"""

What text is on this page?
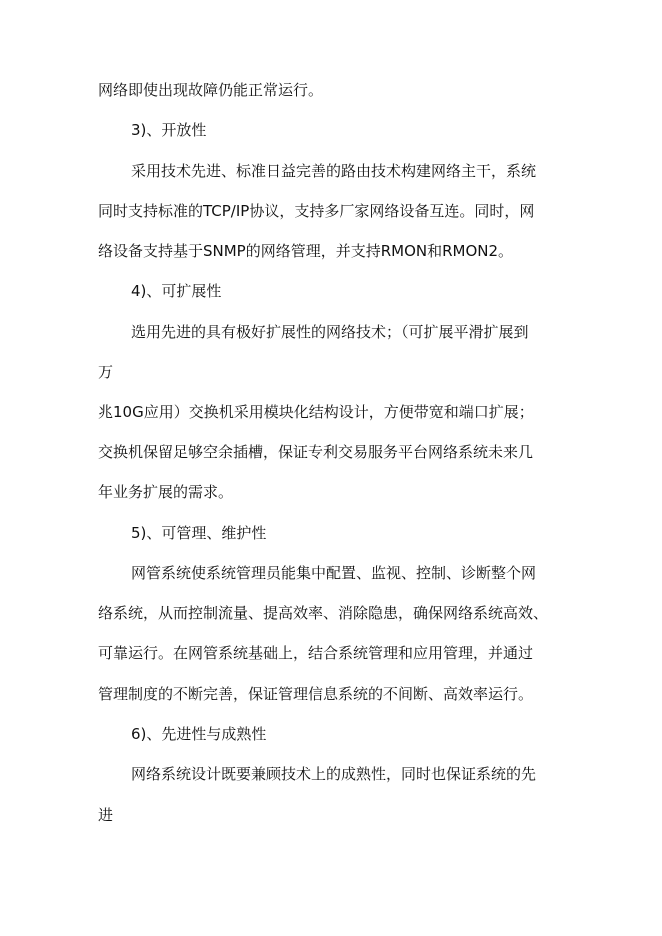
网络即使出现故障仍能正常运行。
3)、开放性
采用技术先进、标准日益完善的路由技术构建网络主干，系统
同时支持标准的TCP/IP协议，支持多厂家网络设备互连。同时，网
络设备支持基于SNMP的网络管理，并支持RMON和RMON2。
4)、可扩展性
选用先进的具有极好扩展性的网络技术；（可扩展平滑扩展到
万
兆10G应用）交换机采用模块化结构设计，方便带宽和端口扩展；
交换机保留足够空余插槽，保证专利交易服务平台网络系统未来几
年业务扩展的需求。
5)、可管理、维护性
网管系统使系统管理员能集中配置、监视、控制、诊断整个网
络系统，从而控制流量、提高效率、消除隐患，确保网络系统高效、
可靠运行。在网管系统基础上，结合系统管理和应用管理，并通过
管理制度的不断完善，保证管理信息系统的不间断、高效率运行。
6)、先进性与成熟性
网络系统设计既要兼顾技术上的成熟性，同时也保证系统的先
进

"""

### [Given problem]
Make an exact copy of the listing above. Do not include the pictures.

### [Answer]
What text is on this page?
网络即使出现故障仍能正常运行。
3)、开放性
采用技术先进、标准日益完善的路由技术构建网络主干，系统
同时支持标准的TCP/IP协议，支持多厂家网络设备互连。同时，网
络设备支持基于SNMP的网络管理，并支持RMON和RMON2。
4)、可扩展性
选用先进的具有极好扩展性的网络技术；（可扩展平滑扩展到
万
兆10G应用）交换机采用模块化结构设计，方便带宽和端口扩展；
交换机保留足够空余插槽，保证专利交易服务平台网络系统未来几
年业务扩展的需求。
5)、可管理、维护性
网管系统使系统管理员能集中配置、监视、控制、诊断整个网
络系统，从而控制流量、提高效率、消除隐患，确保网络系统高效、
可靠运行。在网管系统基础上，结合系统管理和应用管理，并通过
管理制度的不断完善，保证管理信息系统的不间断、高效率运行。
6)、先进性与成熟性
网络系统设计既要兼顾技术上的成熟性，同时也保证系统的先
进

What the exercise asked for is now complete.